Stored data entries
----------------

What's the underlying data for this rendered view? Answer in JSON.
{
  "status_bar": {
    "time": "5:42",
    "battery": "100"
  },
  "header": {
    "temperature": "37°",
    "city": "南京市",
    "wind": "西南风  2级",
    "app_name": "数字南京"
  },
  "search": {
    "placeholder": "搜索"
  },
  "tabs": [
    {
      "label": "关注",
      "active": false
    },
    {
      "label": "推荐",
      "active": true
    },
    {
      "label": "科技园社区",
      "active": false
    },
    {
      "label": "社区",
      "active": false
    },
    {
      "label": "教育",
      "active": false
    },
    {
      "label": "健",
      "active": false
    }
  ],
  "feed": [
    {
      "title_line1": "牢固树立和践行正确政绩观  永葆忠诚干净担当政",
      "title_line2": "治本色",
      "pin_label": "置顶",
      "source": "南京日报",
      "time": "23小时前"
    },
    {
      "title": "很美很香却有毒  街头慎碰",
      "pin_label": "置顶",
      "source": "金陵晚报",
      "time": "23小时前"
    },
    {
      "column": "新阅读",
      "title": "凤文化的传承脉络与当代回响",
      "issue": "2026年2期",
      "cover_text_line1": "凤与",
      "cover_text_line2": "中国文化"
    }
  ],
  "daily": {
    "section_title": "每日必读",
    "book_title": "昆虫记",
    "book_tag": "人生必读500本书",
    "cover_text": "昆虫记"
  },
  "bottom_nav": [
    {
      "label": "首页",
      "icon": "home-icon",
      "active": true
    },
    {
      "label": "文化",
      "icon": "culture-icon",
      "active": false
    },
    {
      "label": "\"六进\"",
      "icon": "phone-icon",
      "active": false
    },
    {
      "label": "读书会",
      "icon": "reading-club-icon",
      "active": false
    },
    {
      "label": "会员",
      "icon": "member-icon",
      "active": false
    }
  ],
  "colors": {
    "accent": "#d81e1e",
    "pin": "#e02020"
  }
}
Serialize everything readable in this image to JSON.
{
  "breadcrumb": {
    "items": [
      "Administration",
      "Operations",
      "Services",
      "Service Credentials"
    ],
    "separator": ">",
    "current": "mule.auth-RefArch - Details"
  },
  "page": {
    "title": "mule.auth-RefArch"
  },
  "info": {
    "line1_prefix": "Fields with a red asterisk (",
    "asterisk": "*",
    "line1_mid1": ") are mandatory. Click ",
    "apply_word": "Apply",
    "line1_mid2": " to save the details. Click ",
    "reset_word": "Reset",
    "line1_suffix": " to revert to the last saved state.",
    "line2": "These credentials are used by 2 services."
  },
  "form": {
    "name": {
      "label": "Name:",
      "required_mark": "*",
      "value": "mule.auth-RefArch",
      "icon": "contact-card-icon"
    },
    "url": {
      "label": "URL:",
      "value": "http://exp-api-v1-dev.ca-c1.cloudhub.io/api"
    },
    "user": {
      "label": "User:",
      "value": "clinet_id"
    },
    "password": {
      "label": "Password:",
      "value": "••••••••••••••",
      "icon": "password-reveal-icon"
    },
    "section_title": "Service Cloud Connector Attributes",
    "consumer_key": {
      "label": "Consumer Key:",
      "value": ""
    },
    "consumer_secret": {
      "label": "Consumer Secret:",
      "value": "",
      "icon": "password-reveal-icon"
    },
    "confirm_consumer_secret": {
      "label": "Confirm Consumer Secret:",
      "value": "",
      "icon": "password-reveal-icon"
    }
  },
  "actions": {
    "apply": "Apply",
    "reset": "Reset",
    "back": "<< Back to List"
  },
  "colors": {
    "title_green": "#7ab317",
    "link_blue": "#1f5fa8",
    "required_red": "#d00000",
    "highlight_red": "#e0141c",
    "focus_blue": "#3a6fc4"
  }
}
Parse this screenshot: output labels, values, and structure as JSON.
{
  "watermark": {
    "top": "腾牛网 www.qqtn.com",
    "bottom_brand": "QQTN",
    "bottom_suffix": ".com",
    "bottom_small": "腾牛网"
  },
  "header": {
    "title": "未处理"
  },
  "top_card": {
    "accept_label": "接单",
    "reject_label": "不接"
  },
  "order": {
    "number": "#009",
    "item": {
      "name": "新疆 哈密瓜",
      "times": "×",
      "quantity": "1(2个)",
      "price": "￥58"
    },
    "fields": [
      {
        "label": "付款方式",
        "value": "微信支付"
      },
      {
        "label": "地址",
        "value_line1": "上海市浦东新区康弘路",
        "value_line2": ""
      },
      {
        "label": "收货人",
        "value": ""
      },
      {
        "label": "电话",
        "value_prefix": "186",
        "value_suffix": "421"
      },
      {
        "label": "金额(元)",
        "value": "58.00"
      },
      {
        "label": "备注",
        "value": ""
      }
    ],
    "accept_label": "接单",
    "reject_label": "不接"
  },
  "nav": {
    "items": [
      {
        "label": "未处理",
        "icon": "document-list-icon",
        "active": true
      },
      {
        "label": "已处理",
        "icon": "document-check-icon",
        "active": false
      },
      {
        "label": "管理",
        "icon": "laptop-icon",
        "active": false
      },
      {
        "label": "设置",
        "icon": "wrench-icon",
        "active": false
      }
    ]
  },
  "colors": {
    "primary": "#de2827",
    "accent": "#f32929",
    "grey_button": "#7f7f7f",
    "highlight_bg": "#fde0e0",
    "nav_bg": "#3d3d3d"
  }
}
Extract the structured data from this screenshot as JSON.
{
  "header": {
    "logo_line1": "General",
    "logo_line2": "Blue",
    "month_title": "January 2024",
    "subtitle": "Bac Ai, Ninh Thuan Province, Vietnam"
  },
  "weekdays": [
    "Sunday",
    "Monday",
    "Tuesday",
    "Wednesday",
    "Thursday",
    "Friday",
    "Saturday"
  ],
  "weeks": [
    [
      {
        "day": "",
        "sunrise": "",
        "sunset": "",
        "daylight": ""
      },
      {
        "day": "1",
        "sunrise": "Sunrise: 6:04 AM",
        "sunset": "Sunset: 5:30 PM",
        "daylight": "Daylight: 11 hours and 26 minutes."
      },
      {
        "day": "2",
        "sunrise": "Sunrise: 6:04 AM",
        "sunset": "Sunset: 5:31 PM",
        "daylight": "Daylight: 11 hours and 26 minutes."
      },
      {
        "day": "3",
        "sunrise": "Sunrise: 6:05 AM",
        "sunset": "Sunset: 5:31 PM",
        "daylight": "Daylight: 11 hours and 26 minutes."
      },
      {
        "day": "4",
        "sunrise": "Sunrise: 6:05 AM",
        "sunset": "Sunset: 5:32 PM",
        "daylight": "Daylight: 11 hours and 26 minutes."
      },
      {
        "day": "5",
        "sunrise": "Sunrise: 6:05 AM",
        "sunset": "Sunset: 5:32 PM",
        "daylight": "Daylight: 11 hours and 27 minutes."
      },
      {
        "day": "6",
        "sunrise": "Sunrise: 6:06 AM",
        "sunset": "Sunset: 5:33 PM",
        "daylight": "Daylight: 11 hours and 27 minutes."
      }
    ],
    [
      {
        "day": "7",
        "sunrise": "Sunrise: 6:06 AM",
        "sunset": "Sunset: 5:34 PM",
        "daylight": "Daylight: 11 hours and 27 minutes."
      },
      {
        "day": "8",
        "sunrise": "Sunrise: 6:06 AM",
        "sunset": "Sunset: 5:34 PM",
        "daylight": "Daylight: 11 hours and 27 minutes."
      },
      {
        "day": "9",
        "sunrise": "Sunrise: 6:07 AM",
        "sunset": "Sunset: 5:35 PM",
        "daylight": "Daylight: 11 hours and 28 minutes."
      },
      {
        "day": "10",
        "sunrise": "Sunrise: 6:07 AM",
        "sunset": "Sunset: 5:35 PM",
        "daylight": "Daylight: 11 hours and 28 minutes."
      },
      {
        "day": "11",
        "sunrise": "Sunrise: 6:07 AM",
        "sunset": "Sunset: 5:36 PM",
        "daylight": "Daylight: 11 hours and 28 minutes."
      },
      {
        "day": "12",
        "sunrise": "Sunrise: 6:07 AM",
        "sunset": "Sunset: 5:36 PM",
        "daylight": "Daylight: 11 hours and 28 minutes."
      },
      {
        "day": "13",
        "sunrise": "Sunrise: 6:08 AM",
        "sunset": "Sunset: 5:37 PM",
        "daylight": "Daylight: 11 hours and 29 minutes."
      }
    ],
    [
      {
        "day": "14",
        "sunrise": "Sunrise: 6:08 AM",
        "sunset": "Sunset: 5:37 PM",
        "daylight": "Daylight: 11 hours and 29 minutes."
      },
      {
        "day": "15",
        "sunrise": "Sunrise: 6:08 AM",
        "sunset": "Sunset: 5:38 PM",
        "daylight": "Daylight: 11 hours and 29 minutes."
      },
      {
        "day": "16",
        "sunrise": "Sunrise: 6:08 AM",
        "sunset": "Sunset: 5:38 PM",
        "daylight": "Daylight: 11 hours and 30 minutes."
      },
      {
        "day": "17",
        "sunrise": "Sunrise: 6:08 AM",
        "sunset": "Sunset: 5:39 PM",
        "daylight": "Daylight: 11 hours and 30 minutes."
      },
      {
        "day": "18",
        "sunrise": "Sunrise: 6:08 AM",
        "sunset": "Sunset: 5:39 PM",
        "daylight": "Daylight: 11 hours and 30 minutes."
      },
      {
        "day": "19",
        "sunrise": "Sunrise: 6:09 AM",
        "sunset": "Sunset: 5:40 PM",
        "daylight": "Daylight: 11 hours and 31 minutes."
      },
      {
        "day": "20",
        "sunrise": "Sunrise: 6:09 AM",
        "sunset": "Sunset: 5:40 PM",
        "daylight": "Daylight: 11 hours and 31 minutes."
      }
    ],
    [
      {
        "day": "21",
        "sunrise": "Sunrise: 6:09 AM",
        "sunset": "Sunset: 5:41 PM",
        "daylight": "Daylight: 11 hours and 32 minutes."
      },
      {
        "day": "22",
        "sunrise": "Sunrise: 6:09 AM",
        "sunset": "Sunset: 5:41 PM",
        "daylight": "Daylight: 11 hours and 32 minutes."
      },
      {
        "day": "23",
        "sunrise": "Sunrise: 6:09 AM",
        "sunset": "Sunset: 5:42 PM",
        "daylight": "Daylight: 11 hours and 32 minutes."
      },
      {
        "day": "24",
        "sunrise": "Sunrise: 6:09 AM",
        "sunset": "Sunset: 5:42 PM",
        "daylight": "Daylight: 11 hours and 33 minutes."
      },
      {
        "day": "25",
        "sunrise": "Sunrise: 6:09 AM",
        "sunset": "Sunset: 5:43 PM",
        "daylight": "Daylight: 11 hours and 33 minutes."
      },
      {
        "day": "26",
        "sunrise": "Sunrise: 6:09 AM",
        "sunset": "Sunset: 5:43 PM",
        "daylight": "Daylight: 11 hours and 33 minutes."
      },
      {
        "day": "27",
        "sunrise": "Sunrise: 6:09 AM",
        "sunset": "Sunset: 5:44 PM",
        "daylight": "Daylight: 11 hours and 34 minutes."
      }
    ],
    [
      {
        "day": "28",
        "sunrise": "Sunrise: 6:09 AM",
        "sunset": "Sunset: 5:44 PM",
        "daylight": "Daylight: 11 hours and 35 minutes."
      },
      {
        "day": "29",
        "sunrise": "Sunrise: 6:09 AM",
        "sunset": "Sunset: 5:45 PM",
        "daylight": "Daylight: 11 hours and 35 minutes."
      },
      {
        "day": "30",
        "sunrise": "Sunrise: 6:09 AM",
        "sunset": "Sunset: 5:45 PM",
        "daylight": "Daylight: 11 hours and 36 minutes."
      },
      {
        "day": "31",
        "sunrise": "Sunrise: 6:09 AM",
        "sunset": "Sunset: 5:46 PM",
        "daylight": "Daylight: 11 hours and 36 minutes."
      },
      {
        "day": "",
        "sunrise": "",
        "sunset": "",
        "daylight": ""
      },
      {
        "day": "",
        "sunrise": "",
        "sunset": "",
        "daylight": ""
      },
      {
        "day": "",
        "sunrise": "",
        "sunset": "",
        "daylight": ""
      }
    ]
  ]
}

----------------

> What the task asks
Which lines hold the string "document"? Copy all of them from the data above.

> Written response
        "icon": "document-list-icon",
        "icon": "document-check-icon",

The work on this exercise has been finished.